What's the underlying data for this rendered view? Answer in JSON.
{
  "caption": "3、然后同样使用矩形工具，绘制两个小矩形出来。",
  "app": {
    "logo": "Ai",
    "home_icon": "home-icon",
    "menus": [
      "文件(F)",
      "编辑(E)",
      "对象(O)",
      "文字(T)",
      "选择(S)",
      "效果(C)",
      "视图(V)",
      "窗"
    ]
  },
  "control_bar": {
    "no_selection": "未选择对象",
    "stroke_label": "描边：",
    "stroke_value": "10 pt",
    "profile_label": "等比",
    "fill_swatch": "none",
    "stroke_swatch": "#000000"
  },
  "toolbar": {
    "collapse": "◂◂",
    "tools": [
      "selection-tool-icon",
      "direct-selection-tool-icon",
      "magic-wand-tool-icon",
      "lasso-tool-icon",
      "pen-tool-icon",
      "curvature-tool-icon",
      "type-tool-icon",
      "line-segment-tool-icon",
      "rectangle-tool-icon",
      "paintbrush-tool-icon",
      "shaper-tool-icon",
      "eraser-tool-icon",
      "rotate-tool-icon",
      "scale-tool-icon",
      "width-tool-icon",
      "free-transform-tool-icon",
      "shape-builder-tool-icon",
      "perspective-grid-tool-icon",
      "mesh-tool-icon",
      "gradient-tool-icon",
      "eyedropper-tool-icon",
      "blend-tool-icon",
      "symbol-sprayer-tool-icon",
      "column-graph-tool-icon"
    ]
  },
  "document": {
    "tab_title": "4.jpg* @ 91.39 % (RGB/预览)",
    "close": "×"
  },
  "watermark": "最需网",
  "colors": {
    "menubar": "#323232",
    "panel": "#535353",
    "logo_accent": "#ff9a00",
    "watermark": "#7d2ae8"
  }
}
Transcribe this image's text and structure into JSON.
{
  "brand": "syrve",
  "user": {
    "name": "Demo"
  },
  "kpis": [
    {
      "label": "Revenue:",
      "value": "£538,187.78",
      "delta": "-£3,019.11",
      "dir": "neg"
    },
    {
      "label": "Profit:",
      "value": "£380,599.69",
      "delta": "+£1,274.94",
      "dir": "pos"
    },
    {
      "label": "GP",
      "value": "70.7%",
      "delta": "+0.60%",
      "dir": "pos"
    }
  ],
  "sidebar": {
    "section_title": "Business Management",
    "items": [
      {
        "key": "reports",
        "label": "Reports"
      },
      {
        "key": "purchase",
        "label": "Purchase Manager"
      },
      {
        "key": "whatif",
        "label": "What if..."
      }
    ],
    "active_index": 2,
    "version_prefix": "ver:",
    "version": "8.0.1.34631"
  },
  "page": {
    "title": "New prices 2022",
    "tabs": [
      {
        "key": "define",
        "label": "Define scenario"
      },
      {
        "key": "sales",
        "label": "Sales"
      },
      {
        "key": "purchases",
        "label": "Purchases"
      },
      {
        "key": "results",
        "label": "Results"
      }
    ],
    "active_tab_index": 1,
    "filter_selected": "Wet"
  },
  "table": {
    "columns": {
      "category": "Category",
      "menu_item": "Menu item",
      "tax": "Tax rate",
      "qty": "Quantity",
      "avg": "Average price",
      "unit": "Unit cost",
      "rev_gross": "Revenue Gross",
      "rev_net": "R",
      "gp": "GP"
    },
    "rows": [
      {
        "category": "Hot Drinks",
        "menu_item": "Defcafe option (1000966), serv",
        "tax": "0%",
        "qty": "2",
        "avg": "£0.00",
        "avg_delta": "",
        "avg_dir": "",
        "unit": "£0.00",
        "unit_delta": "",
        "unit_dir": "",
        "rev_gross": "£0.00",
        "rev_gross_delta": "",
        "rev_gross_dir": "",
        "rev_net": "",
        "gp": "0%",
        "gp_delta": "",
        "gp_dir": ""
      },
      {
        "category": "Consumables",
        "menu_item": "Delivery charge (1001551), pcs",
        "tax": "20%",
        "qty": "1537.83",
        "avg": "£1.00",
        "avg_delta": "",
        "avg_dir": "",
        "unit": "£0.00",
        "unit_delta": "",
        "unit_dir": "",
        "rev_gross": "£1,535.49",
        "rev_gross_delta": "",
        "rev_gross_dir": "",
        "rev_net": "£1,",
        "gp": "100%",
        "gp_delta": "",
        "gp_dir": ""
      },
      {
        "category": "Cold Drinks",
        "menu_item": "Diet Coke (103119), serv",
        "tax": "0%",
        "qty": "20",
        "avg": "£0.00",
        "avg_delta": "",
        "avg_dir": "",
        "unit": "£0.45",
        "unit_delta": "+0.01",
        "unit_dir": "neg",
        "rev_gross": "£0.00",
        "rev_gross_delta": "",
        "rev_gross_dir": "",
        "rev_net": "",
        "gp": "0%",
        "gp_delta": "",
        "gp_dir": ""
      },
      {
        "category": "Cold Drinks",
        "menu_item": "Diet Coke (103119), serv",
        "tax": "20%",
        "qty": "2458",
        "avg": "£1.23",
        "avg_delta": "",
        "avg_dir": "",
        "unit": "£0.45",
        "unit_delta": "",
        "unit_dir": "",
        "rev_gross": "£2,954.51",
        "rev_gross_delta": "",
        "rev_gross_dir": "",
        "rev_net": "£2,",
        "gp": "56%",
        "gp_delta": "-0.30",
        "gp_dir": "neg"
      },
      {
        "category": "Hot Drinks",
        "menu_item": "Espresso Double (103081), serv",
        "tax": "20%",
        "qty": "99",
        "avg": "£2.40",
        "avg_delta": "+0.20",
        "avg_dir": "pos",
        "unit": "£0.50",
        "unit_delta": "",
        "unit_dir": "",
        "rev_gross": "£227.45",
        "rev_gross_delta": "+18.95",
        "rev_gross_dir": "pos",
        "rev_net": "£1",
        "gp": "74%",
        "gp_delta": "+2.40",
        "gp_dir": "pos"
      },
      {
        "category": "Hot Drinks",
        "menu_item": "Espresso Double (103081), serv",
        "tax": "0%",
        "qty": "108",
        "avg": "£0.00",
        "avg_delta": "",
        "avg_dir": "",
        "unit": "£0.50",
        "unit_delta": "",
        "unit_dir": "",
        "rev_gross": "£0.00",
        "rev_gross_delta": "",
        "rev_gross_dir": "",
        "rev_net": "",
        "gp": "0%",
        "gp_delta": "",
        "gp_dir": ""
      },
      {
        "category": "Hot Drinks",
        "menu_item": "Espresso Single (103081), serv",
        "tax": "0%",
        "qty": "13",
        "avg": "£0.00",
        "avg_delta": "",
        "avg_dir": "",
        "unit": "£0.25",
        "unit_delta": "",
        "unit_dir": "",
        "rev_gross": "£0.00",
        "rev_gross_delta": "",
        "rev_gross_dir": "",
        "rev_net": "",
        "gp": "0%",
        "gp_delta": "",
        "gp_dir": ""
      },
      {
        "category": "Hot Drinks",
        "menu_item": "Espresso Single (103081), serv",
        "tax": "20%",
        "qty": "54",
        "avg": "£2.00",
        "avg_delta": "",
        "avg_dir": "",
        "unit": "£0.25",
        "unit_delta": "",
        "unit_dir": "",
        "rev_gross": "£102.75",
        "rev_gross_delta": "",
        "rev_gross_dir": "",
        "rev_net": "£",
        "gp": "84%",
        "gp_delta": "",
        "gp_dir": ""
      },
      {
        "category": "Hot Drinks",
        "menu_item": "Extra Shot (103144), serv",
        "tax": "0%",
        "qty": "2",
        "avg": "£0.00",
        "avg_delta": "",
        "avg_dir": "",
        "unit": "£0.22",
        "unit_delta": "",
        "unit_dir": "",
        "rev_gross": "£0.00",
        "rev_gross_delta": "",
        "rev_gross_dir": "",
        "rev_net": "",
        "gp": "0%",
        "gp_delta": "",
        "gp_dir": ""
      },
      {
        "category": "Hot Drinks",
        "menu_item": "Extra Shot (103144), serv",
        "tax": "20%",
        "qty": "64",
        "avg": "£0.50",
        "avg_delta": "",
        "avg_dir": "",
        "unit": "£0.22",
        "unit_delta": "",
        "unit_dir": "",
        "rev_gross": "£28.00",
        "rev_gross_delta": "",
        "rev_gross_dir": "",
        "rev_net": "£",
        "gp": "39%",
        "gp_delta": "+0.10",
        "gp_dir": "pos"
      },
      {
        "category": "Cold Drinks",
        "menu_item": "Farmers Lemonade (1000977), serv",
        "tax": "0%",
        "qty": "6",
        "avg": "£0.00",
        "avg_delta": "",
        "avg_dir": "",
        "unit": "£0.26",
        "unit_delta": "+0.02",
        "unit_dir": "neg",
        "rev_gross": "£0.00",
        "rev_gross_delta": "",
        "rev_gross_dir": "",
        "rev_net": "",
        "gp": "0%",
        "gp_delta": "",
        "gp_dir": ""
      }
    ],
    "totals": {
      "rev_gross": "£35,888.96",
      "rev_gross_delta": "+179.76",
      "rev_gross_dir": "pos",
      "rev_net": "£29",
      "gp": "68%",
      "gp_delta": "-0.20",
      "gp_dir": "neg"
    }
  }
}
▬▬▬
SET EXERCISE. Take every line from the data above that holds "this" and copy it out.

FINISHED ANSWER.
What's the underlying data for this rendered view? Answer in JSON.
Transcribe this image's text and structure into JSON.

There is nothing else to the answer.